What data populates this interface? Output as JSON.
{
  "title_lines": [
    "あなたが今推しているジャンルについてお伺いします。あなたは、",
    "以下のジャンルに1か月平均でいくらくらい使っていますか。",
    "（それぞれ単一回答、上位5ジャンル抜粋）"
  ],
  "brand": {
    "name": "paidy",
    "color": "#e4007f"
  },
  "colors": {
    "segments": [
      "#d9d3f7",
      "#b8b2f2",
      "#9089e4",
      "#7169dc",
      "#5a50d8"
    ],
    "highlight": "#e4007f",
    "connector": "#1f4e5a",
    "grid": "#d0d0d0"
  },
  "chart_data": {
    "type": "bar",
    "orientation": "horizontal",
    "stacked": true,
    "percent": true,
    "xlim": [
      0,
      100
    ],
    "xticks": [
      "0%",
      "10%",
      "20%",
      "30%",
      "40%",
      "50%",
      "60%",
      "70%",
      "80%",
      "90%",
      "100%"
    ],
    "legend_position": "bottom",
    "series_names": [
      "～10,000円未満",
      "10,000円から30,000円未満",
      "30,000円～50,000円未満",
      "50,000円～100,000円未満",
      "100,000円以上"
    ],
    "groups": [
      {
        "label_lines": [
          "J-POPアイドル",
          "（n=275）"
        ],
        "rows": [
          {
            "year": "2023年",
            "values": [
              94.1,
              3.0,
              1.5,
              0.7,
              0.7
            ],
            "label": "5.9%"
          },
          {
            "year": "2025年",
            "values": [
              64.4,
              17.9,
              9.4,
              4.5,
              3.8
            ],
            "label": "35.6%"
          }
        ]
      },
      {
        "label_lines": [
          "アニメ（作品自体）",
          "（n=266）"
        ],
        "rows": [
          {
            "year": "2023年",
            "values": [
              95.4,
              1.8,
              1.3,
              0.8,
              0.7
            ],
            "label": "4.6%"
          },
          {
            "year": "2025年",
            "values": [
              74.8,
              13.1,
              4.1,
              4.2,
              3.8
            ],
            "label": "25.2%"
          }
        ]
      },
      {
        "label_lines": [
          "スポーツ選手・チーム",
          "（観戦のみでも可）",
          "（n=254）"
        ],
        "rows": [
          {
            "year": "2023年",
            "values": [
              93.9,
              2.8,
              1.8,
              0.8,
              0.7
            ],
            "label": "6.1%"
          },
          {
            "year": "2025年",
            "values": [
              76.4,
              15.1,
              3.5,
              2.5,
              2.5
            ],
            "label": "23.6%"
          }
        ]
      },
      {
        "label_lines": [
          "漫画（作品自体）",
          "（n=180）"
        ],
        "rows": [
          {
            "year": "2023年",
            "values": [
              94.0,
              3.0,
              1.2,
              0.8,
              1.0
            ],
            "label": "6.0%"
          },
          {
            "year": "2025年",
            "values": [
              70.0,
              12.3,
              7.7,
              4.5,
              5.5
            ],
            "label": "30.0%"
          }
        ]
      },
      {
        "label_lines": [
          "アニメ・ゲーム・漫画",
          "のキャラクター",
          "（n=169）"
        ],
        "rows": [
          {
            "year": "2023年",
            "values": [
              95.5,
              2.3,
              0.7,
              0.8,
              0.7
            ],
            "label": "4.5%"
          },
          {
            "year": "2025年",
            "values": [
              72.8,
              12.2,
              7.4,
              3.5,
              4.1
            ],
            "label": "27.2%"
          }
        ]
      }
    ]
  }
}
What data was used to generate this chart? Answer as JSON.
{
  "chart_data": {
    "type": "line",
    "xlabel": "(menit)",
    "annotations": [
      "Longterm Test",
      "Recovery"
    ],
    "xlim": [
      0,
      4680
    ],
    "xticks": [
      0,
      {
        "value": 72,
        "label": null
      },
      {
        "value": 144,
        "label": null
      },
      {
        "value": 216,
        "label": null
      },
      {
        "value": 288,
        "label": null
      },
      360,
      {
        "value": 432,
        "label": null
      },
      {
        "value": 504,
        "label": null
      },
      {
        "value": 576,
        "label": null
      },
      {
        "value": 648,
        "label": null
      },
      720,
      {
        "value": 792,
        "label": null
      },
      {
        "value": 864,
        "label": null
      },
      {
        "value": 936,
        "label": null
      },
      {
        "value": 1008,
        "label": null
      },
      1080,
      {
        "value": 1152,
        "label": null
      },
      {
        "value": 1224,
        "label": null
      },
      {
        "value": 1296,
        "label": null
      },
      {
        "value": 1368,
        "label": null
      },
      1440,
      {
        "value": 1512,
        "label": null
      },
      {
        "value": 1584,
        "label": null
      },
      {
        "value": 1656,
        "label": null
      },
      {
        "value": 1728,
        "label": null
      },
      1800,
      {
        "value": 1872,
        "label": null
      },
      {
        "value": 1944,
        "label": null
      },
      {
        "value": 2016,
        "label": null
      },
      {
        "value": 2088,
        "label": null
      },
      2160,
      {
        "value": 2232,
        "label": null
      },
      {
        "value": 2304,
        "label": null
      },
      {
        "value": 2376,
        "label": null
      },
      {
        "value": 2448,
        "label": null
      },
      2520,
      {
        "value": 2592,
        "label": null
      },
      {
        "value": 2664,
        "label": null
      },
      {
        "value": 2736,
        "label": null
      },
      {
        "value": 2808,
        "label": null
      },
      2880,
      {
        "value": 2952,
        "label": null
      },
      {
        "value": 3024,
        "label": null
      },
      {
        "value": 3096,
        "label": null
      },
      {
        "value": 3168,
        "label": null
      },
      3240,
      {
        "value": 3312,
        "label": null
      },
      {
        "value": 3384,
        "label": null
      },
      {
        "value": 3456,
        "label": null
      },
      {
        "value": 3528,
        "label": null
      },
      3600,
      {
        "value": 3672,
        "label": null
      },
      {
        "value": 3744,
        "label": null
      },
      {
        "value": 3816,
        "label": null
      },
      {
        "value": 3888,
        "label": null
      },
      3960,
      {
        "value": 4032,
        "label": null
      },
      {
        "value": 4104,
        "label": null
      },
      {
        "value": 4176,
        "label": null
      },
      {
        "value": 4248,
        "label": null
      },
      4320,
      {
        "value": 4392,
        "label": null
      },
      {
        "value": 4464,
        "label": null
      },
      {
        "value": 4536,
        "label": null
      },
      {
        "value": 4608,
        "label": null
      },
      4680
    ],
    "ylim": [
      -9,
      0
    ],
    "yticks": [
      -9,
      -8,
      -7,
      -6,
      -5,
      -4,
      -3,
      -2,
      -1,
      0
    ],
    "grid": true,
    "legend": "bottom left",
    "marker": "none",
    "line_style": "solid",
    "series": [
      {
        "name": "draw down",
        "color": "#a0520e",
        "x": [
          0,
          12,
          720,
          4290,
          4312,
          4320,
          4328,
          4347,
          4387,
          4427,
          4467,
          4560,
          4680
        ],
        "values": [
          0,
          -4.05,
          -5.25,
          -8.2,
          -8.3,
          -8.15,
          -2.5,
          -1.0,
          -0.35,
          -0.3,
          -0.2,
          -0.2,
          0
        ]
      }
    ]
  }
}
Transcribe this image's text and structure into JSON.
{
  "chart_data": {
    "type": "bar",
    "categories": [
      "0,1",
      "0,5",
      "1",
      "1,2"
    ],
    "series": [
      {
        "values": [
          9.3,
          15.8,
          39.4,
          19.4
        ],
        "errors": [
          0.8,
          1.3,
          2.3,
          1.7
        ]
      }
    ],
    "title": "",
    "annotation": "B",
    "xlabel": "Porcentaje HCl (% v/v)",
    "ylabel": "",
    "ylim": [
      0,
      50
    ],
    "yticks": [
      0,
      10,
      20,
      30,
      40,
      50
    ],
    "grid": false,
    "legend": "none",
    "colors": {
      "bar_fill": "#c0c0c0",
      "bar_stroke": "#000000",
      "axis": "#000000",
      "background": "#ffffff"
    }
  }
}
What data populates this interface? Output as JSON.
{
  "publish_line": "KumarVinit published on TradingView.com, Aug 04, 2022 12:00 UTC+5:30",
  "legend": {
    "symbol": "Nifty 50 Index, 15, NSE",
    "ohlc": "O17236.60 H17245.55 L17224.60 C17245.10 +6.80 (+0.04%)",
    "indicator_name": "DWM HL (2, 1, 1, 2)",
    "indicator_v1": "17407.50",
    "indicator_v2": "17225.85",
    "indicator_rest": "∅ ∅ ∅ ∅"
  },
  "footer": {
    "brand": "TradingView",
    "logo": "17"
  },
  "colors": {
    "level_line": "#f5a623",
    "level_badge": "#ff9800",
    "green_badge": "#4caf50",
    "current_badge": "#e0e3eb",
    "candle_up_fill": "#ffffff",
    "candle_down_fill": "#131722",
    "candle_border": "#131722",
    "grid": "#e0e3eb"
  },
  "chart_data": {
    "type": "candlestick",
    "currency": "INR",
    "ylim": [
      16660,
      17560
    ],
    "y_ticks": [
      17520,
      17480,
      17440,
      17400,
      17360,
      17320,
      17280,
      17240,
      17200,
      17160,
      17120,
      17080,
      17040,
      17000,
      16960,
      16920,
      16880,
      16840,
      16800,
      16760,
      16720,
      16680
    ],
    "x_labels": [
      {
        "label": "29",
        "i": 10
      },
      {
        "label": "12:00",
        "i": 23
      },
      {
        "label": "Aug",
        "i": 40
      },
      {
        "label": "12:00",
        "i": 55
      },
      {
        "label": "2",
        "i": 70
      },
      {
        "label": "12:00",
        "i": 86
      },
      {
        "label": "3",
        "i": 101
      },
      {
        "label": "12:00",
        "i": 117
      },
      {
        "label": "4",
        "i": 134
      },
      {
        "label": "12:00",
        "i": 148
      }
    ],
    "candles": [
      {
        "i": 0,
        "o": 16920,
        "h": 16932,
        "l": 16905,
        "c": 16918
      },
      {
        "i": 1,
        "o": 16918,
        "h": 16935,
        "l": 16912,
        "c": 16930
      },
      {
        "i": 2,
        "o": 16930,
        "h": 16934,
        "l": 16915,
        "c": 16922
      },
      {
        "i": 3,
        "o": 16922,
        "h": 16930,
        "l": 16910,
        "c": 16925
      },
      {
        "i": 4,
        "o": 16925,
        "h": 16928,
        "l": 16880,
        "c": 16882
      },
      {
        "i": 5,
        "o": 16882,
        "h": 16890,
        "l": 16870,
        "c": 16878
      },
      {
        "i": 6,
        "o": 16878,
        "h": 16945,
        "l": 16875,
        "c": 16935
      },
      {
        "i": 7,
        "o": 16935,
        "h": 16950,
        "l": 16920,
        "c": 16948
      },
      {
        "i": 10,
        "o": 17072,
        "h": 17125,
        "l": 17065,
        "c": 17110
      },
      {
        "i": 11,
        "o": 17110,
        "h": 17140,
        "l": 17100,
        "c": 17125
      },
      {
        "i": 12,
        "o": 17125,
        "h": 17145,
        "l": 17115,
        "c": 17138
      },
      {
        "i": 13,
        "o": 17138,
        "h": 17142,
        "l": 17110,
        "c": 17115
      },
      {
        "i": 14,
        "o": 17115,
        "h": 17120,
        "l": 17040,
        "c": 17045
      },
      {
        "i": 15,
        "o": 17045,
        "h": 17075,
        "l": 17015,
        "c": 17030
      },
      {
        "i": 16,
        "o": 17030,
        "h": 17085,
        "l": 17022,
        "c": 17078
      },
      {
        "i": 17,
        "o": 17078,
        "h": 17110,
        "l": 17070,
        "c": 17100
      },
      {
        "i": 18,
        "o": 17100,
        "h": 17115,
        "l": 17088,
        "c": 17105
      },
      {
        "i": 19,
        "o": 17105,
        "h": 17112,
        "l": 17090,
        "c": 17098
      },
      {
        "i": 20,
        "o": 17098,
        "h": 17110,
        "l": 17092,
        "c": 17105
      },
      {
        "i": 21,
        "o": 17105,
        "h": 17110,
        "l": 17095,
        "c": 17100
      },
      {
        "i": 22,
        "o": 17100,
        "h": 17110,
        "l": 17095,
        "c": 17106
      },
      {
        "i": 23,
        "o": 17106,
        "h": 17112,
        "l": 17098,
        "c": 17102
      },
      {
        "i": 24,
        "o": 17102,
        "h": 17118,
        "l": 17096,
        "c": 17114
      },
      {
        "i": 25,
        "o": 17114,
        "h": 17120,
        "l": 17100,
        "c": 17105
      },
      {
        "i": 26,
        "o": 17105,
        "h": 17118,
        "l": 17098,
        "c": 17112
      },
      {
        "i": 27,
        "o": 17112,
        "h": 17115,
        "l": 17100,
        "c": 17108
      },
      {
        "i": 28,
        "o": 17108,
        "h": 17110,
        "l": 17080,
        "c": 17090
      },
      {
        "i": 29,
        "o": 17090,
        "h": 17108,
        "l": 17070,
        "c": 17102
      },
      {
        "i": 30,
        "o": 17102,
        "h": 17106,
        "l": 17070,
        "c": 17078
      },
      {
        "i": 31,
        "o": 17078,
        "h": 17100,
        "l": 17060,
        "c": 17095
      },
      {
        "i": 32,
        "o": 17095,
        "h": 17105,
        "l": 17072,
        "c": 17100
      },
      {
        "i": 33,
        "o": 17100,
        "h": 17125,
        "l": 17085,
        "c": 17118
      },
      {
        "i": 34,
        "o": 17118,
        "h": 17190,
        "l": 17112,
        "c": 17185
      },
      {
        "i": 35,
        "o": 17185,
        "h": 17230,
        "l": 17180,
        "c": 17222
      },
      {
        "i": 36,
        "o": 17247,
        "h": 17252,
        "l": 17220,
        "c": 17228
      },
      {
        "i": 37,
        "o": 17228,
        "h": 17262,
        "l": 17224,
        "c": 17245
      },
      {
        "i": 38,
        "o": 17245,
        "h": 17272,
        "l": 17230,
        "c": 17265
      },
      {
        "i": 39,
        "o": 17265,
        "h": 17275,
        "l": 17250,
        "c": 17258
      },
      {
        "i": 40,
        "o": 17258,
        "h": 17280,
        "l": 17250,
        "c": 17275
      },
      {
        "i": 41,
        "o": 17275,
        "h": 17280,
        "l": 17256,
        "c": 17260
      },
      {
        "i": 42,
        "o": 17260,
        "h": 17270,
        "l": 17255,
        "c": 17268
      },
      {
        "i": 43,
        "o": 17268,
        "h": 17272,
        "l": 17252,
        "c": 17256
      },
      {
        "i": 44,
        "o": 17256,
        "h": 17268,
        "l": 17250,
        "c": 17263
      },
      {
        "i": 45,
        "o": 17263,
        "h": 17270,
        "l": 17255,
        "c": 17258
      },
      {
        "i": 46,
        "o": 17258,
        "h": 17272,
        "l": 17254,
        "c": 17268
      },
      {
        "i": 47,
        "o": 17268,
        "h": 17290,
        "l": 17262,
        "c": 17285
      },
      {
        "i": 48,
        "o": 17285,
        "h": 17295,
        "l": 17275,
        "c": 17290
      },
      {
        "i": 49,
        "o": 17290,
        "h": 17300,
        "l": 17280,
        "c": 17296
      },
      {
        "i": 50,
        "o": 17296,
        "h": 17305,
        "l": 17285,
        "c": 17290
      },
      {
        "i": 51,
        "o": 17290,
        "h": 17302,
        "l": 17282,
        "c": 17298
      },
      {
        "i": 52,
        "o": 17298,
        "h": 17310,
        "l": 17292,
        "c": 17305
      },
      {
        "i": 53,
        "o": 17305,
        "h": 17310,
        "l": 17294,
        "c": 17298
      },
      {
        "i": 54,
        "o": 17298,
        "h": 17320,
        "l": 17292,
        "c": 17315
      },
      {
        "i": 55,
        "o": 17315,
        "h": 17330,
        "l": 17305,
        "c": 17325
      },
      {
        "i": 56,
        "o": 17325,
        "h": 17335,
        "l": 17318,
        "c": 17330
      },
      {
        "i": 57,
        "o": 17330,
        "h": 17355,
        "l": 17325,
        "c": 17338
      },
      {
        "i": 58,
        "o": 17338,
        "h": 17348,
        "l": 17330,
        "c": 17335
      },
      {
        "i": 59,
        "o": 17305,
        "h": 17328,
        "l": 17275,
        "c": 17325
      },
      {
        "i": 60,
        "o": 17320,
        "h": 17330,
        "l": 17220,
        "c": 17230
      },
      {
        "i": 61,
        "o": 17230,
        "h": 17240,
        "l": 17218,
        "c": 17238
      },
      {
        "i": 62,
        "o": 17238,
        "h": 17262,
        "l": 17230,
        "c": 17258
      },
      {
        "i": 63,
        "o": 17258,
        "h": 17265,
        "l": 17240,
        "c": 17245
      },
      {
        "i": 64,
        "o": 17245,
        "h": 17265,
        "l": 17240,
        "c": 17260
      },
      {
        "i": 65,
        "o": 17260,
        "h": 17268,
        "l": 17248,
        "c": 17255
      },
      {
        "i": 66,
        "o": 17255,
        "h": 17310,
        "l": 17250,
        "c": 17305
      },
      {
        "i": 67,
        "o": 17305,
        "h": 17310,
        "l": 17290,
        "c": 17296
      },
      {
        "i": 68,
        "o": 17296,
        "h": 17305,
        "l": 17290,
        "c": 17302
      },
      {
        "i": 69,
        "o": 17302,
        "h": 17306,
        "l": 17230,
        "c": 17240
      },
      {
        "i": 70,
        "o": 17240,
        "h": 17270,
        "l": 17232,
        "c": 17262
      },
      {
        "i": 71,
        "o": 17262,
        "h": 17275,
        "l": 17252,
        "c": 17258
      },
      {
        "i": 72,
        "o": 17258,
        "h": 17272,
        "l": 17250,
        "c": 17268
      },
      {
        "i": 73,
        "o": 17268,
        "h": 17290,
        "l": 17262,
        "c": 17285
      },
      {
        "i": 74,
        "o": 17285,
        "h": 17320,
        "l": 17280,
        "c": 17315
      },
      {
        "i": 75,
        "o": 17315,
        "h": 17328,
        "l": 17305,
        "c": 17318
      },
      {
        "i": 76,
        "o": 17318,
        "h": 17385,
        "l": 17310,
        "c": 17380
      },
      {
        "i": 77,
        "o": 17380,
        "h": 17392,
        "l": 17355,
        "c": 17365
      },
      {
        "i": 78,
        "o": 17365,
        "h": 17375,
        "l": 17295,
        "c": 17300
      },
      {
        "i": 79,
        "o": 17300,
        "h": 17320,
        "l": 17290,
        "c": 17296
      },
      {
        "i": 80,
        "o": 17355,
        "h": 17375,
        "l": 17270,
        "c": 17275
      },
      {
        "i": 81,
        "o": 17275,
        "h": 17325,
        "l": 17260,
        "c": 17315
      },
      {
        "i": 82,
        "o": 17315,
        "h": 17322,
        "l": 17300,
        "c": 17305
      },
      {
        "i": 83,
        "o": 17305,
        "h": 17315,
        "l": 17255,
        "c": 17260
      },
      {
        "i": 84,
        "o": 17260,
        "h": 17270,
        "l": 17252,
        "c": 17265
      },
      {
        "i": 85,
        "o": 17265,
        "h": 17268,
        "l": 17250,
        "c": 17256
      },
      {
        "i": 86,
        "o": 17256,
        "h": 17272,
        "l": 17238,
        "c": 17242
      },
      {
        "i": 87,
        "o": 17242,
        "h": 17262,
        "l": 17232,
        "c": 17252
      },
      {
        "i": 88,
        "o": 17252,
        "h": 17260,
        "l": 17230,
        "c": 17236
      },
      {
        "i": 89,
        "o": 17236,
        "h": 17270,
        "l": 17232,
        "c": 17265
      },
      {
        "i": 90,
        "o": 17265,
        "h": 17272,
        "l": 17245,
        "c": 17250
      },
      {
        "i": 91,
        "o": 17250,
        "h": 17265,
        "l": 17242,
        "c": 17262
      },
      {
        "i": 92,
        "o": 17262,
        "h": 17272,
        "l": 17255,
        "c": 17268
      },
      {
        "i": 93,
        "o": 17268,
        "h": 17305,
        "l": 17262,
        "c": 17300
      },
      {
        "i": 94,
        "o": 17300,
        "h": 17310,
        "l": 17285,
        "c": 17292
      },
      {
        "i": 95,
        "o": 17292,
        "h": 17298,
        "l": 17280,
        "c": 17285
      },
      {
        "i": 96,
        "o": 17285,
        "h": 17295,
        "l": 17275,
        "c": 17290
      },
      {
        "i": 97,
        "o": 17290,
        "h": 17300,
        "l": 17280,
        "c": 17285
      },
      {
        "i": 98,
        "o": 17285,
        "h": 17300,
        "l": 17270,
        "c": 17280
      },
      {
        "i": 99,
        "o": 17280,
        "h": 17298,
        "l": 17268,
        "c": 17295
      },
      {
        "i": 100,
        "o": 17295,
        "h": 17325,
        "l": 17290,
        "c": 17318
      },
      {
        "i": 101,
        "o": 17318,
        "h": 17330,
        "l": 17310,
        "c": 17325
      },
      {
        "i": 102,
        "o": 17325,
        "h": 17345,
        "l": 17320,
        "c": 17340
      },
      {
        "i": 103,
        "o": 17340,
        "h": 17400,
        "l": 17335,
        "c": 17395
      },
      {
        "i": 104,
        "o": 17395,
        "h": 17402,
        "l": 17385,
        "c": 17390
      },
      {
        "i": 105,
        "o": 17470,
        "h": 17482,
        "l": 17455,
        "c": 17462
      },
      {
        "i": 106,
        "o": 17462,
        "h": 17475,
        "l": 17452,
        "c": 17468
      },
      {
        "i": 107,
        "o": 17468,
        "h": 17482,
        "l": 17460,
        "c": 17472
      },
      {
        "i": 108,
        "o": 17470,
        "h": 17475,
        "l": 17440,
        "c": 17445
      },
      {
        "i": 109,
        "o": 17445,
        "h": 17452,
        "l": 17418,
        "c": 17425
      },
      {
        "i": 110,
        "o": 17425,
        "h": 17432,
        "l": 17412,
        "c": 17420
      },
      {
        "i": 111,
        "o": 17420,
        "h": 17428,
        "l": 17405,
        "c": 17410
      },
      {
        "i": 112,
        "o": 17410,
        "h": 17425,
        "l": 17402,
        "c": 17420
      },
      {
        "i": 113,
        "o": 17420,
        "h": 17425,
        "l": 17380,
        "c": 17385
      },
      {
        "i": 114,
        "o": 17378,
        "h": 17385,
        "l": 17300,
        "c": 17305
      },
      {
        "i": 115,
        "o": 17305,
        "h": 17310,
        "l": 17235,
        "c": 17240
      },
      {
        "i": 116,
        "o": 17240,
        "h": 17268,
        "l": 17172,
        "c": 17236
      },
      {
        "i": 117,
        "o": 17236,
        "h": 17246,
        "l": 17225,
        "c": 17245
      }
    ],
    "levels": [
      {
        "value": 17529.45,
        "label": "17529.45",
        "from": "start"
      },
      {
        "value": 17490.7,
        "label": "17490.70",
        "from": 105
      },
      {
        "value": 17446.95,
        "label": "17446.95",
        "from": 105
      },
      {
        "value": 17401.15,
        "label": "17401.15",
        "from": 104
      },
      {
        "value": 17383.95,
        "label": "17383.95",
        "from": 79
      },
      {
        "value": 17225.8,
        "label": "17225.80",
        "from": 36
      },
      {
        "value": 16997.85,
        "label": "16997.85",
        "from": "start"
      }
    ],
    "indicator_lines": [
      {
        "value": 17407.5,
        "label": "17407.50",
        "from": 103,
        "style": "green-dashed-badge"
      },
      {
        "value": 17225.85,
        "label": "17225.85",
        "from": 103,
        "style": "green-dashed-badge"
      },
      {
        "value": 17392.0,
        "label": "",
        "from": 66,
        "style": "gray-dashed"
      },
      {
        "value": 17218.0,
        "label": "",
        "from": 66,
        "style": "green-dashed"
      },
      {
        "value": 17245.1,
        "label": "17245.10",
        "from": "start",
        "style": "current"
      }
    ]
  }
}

- Work instructions -
Search the data above for lines holding "type" and copy each of them.

- Result for this exercise -
    "type": "bar",
    "type": "line",
    "type": "bar",
    "type": "candlestick",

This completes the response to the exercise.